**WHAT THE EXERCISE ASKS**. Set down the material once more, exactly as it appears.

++++ INPUT ROWS

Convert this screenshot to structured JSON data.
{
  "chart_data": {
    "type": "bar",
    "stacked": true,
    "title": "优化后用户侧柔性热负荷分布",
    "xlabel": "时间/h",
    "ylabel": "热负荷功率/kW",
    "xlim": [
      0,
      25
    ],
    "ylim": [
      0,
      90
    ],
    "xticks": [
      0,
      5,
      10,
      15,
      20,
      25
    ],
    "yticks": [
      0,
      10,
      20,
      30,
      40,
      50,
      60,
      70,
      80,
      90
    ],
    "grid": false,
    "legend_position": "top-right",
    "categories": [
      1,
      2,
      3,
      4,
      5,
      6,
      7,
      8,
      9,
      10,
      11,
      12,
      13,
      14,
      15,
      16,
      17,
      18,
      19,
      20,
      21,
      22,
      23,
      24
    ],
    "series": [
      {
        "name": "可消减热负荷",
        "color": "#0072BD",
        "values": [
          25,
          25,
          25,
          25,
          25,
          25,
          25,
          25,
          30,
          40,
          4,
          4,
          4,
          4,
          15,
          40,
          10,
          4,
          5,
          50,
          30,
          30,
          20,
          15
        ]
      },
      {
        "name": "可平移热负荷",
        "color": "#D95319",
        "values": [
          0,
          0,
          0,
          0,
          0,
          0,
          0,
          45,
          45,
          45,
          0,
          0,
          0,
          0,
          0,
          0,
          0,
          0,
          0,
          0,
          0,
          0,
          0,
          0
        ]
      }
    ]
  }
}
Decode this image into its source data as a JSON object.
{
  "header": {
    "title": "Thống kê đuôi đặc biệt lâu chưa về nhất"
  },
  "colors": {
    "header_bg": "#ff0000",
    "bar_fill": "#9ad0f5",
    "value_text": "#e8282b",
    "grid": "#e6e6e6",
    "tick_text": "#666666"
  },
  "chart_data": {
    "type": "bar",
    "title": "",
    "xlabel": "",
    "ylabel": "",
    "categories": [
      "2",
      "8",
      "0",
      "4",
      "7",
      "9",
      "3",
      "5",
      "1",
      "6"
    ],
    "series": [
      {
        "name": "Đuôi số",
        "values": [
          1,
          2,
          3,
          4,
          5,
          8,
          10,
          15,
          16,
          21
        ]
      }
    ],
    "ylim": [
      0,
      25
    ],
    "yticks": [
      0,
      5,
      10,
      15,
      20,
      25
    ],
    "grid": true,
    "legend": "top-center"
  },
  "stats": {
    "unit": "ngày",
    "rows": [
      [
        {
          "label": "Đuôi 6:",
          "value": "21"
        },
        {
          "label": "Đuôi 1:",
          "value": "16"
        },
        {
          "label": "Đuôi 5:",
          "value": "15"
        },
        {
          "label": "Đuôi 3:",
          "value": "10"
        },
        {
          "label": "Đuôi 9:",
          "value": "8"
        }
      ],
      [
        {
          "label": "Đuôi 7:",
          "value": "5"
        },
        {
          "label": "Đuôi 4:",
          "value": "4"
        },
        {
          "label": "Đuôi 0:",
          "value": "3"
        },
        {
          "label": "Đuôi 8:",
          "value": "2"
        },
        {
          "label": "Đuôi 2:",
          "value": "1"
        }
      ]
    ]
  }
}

++++++++

**FULL OUTPUT**.
Convert this screenshot to structured JSON data.
{
  "chart_data": {
    "type": "bar",
    "stacked": true,
    "title": "优化后用户侧柔性热负荷分布",
    "xlabel": "时间/h",
    "ylabel": "热负荷功率/kW",
    "xlim": [
      0,
      25
    ],
    "ylim": [
      0,
      90
    ],
    "xticks": [
      0,
      5,
      10,
      15,
      20,
      25
    ],
    "yticks": [
      0,
      10,
      20,
      30,
      40,
      50,
      60,
      70,
      80,
      90
    ],
    "grid": false,
    "legend_position": "top-right",
    "categories": [
      1,
      2,
      3,
      4,
      5,
      6,
      7,
      8,
      9,
      10,
      11,
      12,
      13,
      14,
      15,
      16,
      17,
      18,
      19,
      20,
      21,
      22,
      23,
      24
    ],
    "series": [
      {
        "name": "可消减热负荷",
        "color": "#0072BD",
        "values": [
          25,
          25,
          25,
          25,
          25,
          25,
          25,
          25,
          30,
          40,
          4,
          4,
          4,
          4,
          15,
          40,
          10,
          4,
          5,
          50,
          30,
          30,
          20,
          15
        ]
      },
      {
        "name": "可平移热负荷",
        "color": "#D95319",
        "values": [
          0,
          0,
          0,
          0,
          0,
          0,
          0,
          45,
          45,
          45,
          0,
          0,
          0,
          0,
          0,
          0,
          0,
          0,
          0,
          0,
          0,
          0,
          0,
          0
        ]
      }
    ]
  }
}
Decode this image into its source data as a JSON object.
{
  "header": {
    "title": "Thống kê đuôi đặc biệt lâu chưa về nhất"
  },
  "colors": {
    "header_bg": "#ff0000",
    "bar_fill": "#9ad0f5",
    "value_text": "#e8282b",
    "grid": "#e6e6e6",
    "tick_text": "#666666"
  },
  "chart_data": {
    "type": "bar",
    "title": "",
    "xlabel": "",
    "ylabel": "",
    "categories": [
      "2",
      "8",
      "0",
      "4",
      "7",
      "9",
      "3",
      "5",
      "1",
      "6"
    ],
    "series": [
      {
        "name": "Đuôi số",
        "values": [
          1,
          2,
          3,
          4,
          5,
          8,
          10,
          15,
          16,
          21
        ]
      }
    ],
    "ylim": [
      0,
      25
    ],
    "yticks": [
      0,
      5,
      10,
      15,
      20,
      25
    ],
    "grid": true,
    "legend": "top-center"
  },
  "stats": {
    "unit": "ngày",
    "rows": [
      [
        {
          "label": "Đuôi 6:",
          "value": "21"
        },
        {
          "label": "Đuôi 1:",
          "value": "16"
        },
        {
          "label": "Đuôi 5:",
          "value": "15"
        },
        {
          "label": "Đuôi 3:",
          "value": "10"
        },
        {
          "label": "Đuôi 9:",
          "value": "8"
        }
      ],
      [
        {
          "label": "Đuôi 7:",
          "value": "5"
        },
        {
          "label": "Đuôi 4:",
          "value": "4"
        },
        {
          "label": "Đuôi 0:",
          "value": "3"
        },
        {
          "label": "Đuôi 8:",
          "value": "2"
        },
        {
          "label": "Đuôi 2:",
          "value": "1"
        }
      ]
    ]
  }
}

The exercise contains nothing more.